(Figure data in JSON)
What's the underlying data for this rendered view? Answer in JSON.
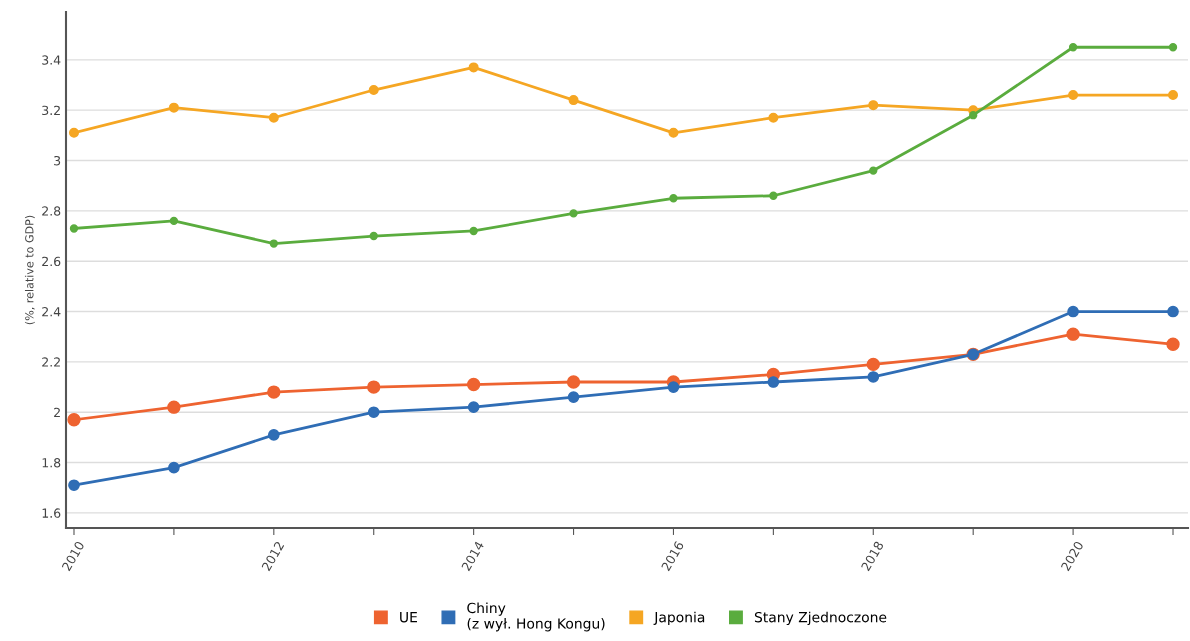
{
  "chart_data": {
    "type": "line",
    "ylabel": "(%, relative to GDP)",
    "x": [
      2010,
      2011,
      2012,
      2013,
      2014,
      2015,
      2016,
      2017,
      2018,
      2019,
      2020,
      2021
    ],
    "series": [
      {
        "name": "UE",
        "color": "#ee6330",
        "values": [
          1.97,
          2.02,
          2.08,
          2.1,
          2.11,
          2.12,
          2.12,
          2.15,
          2.19,
          2.23,
          2.31,
          2.27
        ]
      },
      {
        "name": "Chiny\n(z wył. Hong Kongu)",
        "color": "#2f6db5",
        "values": [
          1.71,
          1.78,
          1.91,
          2.0,
          2.02,
          2.06,
          2.1,
          2.12,
          2.14,
          2.23,
          2.4,
          2.4
        ]
      },
      {
        "name": "Japonia",
        "color": "#f5a623",
        "values": [
          3.11,
          3.21,
          3.17,
          3.28,
          3.37,
          3.24,
          3.11,
          3.17,
          3.22,
          3.2,
          3.26,
          3.26
        ]
      },
      {
        "name": "Stany Zjednoczone",
        "color": "#5aac3e",
        "values": [
          2.73,
          2.76,
          2.67,
          2.7,
          2.72,
          2.79,
          2.85,
          2.86,
          2.96,
          3.18,
          3.45,
          3.45
        ]
      }
    ],
    "xlim": [
      2009.92,
      2021.15
    ],
    "ylim": [
      1.54,
      3.59
    ],
    "xticks": [
      2010,
      {
        "value": 2011,
        "label": null
      },
      2012,
      {
        "value": 2013,
        "label": null
      },
      2014,
      {
        "value": 2015,
        "label": null
      },
      2016,
      {
        "value": 2017,
        "label": null
      },
      2018,
      {
        "value": 2019,
        "label": null
      },
      2020,
      {
        "value": 2021,
        "label": null
      }
    ],
    "yticks": [
      1.6,
      1.8,
      2,
      2.2,
      2.4,
      2.6,
      2.8,
      3,
      3.2,
      3.4
    ],
    "grid": "y",
    "legend": "bottom",
    "marker": "circle",
    "line_style": "solid"
  }
}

● Task requirements:
Search the entries for the word "name" and gather every line where it appears.

● Expected answer:
        "name": "UE",
        "name": "Chiny\n(z wył. Hong Kongu)",
        "name": "Japonia",
        "name": "Stany Zjednoczone",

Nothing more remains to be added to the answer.